# [Directive]
Beneath this sentence is a listing. Return its lines from the one containing "Convert this document image to plain text." through the last, exactly, and omit the pictures.
[start Provided entries]
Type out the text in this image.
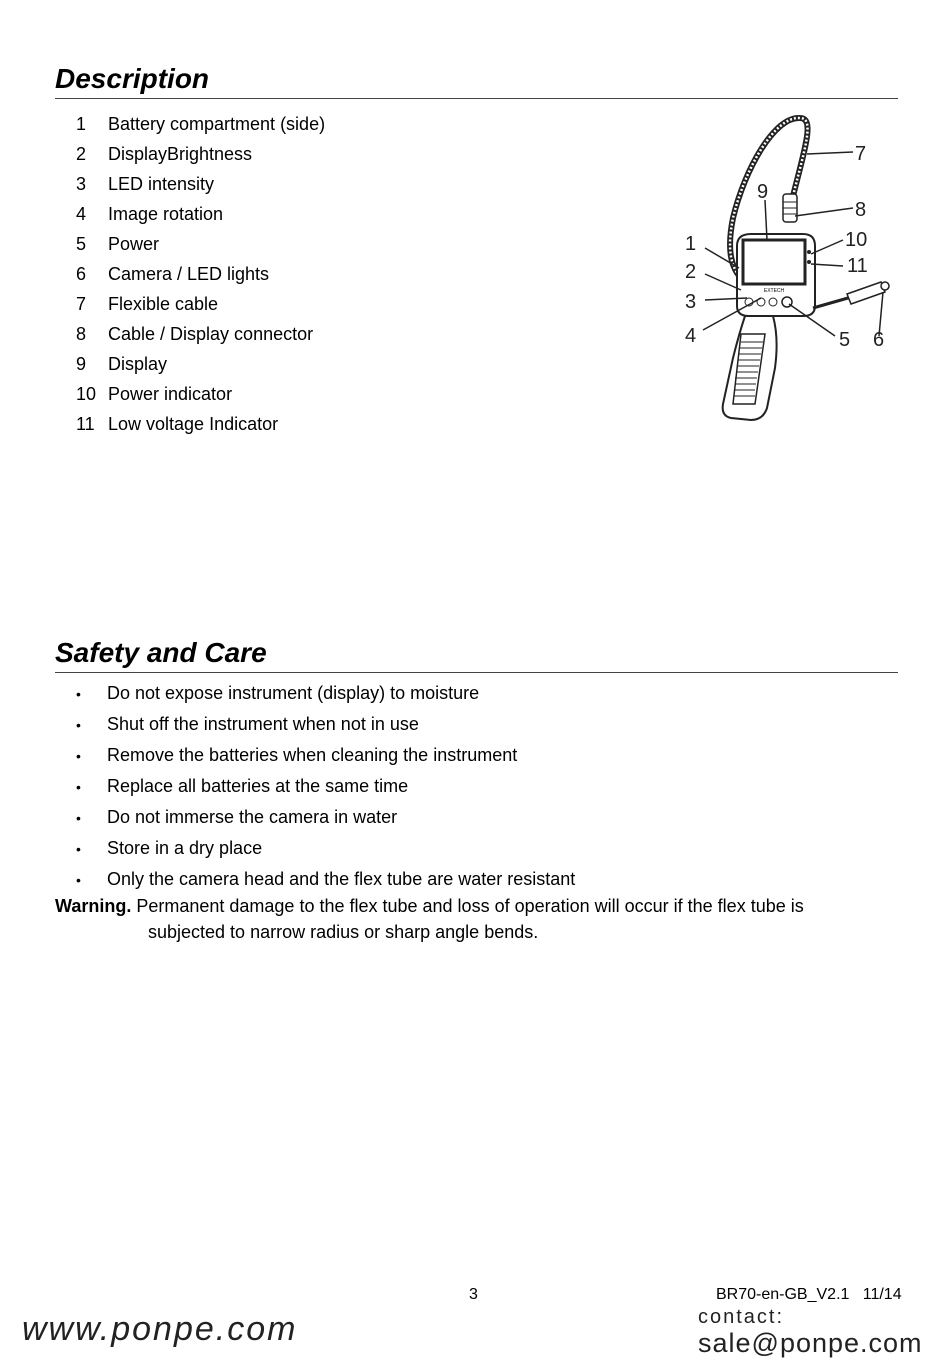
Description
1 Battery compartment (side)
2 DisplayBrightness
3 LED intensity
4 Image rotation
5 Power
6 Camera / LED lights
7 Flexible cable
8 Cable / Display connector
9 Display
10 Power indicator
11 Low voltage Indicator
EXTECH
1
2
3
4	5 6
7
8
9
10
11
Safety and Care
• Do not expose instrument (display) to moisture
• Shut off the instrument when not in use
• Remove the batteries when cleaning the instrument
• Replace all batteries at the same time
• Do not immerse the camera in water
• Store in a dry place
• Only the camera head and the flex tube are water resistant
Warning. Permanent damage to the flex tube and loss of operation will occur if the flex tube is
subjected to narrow radius or sharp angle bends.
3	BR70-en-GB_V2.1   11/14
www.ponpe.com	contact:
sale@ponpe.com
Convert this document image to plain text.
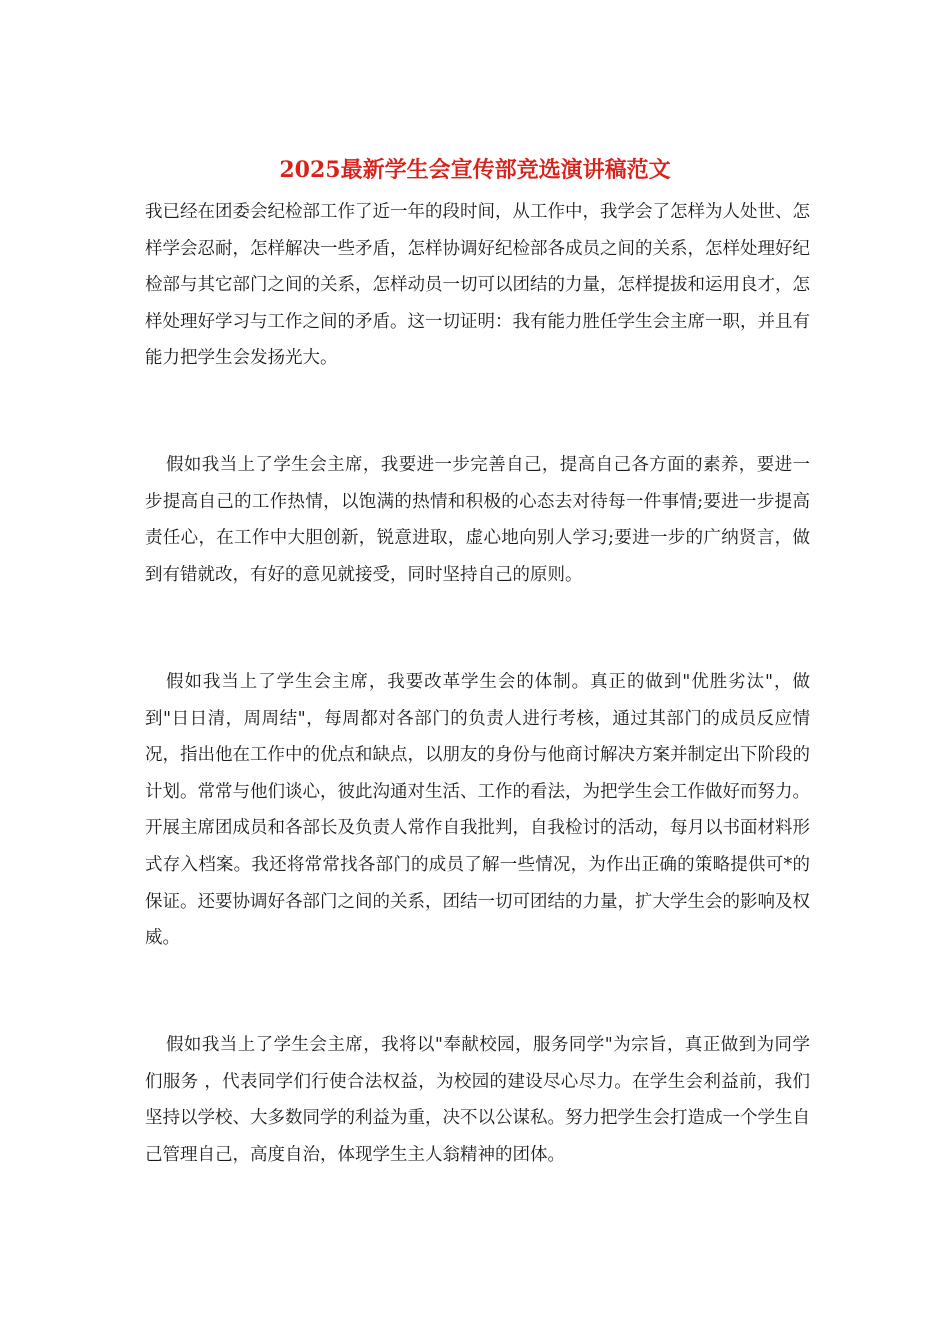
2025最新学生会宣传部竞选演讲稿范文

我已经在团委会纪检部工作了近一年的段时间，从工作中，我学会了怎样为人处世、怎样学会忍耐，怎样解决一些矛盾，怎样协调好纪检部各成员之间的关系，怎样处理好纪检部与其它部门之间的关系，怎样动员一切可以团结的力量，怎样提拔和运用良才，怎样处理好学习与工作之间的矛盾。这一切证明：我有能力胜任学生会主席一职，并且有能力把学生会发扬光大。

假如我当上了学生会主席，我要进一步完善自己，提高自己各方面的素养，要进一步提高自己的工作热情，以饱满的热情和积极的心态去对待每一件事情;要进一步提高责任心，在工作中大胆创新，锐意进取，虚心地向别人学习;要进一步的广纳贤言，做到有错就改，有好的意见就接受，同时坚持自己的原则。

假如我当上了学生会主席，我要改革学生会的体制。真正的做到"优胜劣汰"，做到"日日清，周周结"，每周都对各部门的负责人进行考核，通过其部门的成员反应情况，指出他在工作中的优点和缺点，以朋友的身份与他商讨解决方案并制定出下阶段的计划。常常与他们谈心，彼此沟通对生活、工作的看法，为把学生会工作做好而努力。开展主席团成员和各部长及负责人常作自我批判，自我检讨的活动，每月以书面材料形式存入档案。我还将常常找各部门的成员了解一些情况，为作出正确的策略提供可*的保证。还要协调好各部门之间的关系，团结一切可团结的力量，扩大学生会的影响及权威。

假如我当上了学生会主席，我将以"奉献校园，服务同学"为宗旨，真正做到为同学们服务 ，代表同学们行使合法权益，为校园的建设尽心尽力。在学生会利益前，我们坚持以学校、大多数同学的利益为重，决不以公谋私。努力把学生会打造成一个学生自己管理自己，高度自治，体现学生主人翁精神的团体。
[end Provided entries]
# [Response below]
Convert this document image to plain text.
2025最新学生会宣传部竞选演讲稿范文

我已经在团委会纪检部工作了近一年的段时间，从工作中，我学会了怎样为人处世、怎样学会忍耐，怎样解决一些矛盾，怎样协调好纪检部各成员之间的关系，怎样处理好纪检部与其它部门之间的关系，怎样动员一切可以团结的力量，怎样提拔和运用良才，怎样处理好学习与工作之间的矛盾。这一切证明：我有能力胜任学生会主席一职，并且有能力把学生会发扬光大。

假如我当上了学生会主席，我要进一步完善自己，提高自己各方面的素养，要进一步提高自己的工作热情，以饱满的热情和积极的心态去对待每一件事情;要进一步提高责任心，在工作中大胆创新，锐意进取，虚心地向别人学习;要进一步的广纳贤言，做到有错就改，有好的意见就接受，同时坚持自己的原则。

假如我当上了学生会主席，我要改革学生会的体制。真正的做到"优胜劣汰"，做到"日日清，周周结"，每周都对各部门的负责人进行考核，通过其部门的成员反应情况，指出他在工作中的优点和缺点，以朋友的身份与他商讨解决方案并制定出下阶段的计划。常常与他们谈心，彼此沟通对生活、工作的看法，为把学生会工作做好而努力。开展主席团成员和各部长及负责人常作自我批判，自我检讨的活动，每月以书面材料形式存入档案。我还将常常找各部门的成员了解一些情况，为作出正确的策略提供可*的保证。还要协调好各部门之间的关系，团结一切可团结的力量，扩大学生会的影响及权威。

假如我当上了学生会主席，我将以"奉献校园，服务同学"为宗旨，真正做到为同学们服务 ，代表同学们行使合法权益，为校园的建设尽心尽力。在学生会利益前，我们坚持以学校、大多数同学的利益为重，决不以公谋私。努力把学生会打造成一个学生自己管理自己，高度自治，体现学生主人翁精神的团体。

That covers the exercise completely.